WHAT IS ASKED> In the entries below, find the lines with the word "Metric" and copy them.

INPUT FOR THIS TASK>
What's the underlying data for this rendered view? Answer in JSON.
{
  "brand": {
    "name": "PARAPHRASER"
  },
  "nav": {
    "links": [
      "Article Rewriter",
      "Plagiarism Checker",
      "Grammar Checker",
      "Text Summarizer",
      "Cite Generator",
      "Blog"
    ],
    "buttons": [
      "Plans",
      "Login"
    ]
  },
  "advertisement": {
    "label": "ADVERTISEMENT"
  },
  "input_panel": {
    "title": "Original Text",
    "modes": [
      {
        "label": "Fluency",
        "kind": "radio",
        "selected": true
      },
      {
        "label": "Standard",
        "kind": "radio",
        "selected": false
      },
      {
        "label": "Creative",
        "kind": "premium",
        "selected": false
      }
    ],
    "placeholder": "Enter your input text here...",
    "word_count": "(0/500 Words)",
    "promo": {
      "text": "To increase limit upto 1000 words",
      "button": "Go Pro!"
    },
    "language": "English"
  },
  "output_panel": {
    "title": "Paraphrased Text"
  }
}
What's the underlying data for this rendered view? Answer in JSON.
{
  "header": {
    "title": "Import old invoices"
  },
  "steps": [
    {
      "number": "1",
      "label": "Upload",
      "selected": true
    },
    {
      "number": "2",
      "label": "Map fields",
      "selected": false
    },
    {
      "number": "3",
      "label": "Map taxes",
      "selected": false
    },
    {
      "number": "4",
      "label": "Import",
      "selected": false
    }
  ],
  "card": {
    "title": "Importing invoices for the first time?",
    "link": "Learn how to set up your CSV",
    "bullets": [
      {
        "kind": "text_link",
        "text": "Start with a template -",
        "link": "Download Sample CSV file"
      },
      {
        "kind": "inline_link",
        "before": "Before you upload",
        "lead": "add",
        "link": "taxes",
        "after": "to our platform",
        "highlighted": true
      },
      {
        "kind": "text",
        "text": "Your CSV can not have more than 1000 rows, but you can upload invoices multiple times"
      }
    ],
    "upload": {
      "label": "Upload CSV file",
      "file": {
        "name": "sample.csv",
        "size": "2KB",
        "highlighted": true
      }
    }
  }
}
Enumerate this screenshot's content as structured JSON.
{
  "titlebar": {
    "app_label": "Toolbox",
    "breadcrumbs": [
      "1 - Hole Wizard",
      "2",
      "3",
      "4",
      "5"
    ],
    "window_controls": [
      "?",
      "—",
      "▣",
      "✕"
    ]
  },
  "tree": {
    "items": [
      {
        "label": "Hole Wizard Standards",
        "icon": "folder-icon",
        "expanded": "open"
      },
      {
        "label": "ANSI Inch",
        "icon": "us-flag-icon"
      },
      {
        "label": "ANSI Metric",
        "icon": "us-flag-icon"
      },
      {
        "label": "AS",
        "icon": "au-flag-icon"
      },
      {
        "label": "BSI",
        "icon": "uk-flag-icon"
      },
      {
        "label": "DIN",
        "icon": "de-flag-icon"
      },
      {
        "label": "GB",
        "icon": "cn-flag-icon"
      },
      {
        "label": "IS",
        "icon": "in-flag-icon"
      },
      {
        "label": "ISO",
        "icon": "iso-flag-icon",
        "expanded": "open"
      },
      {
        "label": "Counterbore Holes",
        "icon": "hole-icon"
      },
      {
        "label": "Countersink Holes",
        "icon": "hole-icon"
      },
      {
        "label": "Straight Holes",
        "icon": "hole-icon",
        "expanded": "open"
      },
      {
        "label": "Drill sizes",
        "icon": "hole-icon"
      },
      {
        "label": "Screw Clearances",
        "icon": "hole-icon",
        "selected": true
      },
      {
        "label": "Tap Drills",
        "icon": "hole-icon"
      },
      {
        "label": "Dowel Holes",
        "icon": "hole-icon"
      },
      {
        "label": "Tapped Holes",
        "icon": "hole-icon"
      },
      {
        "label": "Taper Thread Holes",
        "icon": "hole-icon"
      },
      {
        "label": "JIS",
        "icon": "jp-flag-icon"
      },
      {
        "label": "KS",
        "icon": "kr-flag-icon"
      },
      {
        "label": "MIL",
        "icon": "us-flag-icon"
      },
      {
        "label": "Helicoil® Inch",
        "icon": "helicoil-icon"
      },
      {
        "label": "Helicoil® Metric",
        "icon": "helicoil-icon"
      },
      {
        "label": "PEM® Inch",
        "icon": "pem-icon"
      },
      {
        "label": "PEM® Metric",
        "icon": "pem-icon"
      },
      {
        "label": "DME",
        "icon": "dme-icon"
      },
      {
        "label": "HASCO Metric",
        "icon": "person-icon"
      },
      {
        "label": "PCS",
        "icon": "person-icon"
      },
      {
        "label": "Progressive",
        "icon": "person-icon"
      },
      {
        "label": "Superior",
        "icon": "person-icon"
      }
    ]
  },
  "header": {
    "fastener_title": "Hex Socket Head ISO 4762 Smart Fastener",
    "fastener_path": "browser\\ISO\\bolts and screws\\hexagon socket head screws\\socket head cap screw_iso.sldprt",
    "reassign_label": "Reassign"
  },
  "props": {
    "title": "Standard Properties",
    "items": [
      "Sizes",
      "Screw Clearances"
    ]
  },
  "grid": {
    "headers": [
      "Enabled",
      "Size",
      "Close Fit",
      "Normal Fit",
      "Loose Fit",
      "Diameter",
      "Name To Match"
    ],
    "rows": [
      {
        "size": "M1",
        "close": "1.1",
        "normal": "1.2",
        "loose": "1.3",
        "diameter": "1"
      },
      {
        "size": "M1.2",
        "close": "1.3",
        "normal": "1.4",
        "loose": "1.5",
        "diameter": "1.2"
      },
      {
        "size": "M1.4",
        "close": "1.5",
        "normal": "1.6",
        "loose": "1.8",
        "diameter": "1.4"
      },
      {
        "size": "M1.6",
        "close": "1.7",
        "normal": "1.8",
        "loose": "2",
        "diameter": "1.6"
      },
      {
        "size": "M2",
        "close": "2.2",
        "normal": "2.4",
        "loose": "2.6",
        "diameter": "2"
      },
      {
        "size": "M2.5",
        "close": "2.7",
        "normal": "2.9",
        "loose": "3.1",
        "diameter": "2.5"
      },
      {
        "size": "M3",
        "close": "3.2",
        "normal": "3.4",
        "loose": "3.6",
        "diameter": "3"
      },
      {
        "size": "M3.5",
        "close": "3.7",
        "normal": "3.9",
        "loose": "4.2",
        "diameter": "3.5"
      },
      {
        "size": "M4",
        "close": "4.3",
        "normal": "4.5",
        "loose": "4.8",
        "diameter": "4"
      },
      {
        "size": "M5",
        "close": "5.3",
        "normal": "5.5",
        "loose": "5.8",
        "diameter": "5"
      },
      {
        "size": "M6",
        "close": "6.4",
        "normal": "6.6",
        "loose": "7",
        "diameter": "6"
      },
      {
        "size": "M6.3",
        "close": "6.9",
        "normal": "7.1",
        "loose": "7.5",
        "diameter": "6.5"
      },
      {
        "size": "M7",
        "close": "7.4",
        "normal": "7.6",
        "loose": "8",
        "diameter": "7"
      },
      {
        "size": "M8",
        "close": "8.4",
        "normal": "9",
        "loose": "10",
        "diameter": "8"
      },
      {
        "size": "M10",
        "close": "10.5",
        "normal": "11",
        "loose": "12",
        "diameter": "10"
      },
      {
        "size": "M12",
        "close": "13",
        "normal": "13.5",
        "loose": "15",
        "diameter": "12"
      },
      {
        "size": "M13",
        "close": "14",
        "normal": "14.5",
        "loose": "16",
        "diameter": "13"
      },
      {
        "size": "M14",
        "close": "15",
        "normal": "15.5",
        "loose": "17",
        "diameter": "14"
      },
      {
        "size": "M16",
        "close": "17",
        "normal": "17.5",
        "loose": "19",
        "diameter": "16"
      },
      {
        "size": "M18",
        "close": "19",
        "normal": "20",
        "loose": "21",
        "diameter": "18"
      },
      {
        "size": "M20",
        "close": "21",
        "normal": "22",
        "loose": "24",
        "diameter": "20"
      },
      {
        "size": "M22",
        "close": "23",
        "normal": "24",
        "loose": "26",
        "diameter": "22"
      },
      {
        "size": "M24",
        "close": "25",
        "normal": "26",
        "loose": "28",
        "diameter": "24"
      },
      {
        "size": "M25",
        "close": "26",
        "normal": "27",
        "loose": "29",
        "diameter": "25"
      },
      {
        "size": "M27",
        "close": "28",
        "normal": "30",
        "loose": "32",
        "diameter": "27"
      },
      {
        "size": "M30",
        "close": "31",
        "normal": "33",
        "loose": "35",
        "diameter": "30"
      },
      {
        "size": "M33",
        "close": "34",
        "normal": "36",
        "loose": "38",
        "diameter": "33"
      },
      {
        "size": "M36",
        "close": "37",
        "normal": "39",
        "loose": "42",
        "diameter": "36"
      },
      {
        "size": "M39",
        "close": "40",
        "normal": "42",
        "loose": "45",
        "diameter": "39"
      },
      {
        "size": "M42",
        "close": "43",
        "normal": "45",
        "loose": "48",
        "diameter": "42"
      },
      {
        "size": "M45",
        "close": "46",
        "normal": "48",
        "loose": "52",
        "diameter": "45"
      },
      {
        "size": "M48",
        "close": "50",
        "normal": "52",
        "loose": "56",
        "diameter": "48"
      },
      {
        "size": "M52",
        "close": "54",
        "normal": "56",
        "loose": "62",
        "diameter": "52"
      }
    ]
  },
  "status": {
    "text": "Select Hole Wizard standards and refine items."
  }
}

OUTPUT OF THE EXERCISE>
        "label": "ANSI Metric",
        "label": "Helicoil® Metric",
        "label": "PEM® Metric",
        "label": "HASCO Metric",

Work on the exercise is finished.